• [YOUR TASK]:
Of the lines below, how many hold the string "label"? Give only the number.

• [INFORMATION PROVIDED]:
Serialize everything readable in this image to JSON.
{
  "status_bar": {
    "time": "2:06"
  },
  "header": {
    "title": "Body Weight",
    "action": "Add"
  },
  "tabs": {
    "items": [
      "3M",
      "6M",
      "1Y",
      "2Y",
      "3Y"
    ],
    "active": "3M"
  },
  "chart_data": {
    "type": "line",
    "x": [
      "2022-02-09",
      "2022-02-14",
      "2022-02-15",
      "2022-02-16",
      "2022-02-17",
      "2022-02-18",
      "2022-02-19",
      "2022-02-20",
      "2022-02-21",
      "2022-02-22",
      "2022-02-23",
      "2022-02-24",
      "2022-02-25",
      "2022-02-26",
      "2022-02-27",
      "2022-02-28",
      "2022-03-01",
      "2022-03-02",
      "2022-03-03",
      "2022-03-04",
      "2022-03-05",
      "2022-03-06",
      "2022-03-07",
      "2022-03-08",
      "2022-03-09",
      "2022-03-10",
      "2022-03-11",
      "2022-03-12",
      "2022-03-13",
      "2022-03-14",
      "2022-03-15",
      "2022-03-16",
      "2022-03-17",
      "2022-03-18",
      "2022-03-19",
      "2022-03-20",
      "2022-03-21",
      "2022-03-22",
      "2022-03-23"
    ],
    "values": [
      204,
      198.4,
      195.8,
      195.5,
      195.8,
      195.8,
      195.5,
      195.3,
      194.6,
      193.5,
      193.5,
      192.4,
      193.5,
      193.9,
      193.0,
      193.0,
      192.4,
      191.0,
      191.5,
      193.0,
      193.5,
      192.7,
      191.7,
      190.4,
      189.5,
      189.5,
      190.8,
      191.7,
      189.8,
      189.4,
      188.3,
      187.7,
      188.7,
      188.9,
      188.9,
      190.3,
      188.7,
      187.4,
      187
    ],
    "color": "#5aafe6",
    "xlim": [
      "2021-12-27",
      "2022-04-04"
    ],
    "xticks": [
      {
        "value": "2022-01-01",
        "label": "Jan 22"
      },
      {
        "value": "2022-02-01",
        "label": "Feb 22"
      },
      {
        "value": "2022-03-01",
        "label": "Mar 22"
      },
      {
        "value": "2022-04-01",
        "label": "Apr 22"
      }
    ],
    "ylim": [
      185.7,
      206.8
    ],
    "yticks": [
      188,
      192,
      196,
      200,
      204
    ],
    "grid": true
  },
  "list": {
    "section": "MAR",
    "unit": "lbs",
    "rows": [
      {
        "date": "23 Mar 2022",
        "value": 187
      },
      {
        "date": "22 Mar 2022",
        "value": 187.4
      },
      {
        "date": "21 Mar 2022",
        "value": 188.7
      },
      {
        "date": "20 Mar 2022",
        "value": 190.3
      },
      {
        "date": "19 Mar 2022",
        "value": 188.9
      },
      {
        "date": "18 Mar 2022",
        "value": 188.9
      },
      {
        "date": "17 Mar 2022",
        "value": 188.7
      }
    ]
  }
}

• [THE ANSWER]:
4